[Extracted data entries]
........

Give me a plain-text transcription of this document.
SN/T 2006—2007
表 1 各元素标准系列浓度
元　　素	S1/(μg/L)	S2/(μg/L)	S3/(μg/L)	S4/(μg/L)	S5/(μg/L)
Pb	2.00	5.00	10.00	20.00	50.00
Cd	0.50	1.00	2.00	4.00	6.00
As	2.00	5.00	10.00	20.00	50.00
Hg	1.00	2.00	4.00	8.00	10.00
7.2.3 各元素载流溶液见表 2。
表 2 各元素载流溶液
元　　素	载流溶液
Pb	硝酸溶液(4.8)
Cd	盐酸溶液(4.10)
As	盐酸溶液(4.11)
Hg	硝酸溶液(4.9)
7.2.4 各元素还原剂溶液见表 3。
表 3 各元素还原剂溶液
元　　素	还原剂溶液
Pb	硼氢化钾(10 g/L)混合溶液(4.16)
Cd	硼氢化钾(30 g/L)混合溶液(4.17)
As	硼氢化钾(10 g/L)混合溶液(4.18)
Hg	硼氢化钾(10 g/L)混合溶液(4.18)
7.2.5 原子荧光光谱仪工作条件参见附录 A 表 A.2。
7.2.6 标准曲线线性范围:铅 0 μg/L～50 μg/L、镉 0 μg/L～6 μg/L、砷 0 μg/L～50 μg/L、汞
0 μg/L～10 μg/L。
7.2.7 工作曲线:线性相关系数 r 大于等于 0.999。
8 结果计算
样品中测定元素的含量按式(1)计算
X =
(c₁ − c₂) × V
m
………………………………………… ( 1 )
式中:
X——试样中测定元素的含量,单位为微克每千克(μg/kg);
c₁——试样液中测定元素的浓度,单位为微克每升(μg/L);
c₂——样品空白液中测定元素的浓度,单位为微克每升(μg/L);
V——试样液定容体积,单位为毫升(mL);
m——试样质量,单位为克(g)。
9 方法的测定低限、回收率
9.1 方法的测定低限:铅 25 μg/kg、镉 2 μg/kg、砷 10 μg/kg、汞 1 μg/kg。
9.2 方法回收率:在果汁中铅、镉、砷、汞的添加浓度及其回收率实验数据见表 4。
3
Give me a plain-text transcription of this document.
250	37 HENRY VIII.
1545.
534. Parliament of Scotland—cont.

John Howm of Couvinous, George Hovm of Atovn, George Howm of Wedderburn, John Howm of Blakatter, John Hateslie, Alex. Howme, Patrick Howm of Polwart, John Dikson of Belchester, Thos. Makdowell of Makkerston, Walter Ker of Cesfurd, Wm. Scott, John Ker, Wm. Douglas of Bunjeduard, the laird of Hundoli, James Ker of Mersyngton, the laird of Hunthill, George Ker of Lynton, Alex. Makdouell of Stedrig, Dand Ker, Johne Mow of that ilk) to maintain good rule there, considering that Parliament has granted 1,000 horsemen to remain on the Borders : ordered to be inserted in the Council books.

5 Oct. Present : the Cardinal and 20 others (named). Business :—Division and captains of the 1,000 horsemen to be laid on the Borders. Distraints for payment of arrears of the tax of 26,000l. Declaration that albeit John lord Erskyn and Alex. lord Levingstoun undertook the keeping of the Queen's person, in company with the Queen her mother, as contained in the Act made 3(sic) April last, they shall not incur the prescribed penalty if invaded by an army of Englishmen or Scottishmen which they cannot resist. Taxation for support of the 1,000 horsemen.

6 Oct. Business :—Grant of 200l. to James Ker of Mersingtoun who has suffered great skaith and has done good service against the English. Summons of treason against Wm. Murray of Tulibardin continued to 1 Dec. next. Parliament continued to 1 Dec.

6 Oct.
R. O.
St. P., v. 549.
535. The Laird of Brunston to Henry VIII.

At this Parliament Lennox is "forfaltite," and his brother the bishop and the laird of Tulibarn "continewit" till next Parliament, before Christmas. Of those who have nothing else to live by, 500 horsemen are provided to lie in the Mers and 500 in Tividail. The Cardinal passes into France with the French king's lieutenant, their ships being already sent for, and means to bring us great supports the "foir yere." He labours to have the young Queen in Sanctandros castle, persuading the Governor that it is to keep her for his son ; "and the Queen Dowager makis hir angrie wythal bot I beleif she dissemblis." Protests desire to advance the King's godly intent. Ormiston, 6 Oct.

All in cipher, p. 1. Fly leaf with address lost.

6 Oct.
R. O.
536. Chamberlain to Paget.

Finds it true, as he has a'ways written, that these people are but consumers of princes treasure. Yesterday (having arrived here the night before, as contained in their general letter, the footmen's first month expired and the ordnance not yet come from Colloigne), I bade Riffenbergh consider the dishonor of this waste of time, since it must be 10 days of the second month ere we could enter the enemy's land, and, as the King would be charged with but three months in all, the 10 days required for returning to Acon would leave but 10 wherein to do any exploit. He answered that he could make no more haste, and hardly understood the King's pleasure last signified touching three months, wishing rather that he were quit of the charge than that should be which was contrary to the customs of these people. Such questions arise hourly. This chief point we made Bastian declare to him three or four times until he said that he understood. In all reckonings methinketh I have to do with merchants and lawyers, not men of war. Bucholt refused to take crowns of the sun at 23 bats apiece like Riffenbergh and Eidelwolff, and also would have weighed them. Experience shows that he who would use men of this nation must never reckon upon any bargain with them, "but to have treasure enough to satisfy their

........

WHAT YOU NEED TO DO. Pull out all lines from the listing that contain the string "方法的测定低限".

TASK ANSWER.
9 方法的测定低限、回收率
9.1 方法的测定低限:铅 25 μg/kg、镉 2 μg/kg、砷 10 μg/kg、汞 1 μg/kg。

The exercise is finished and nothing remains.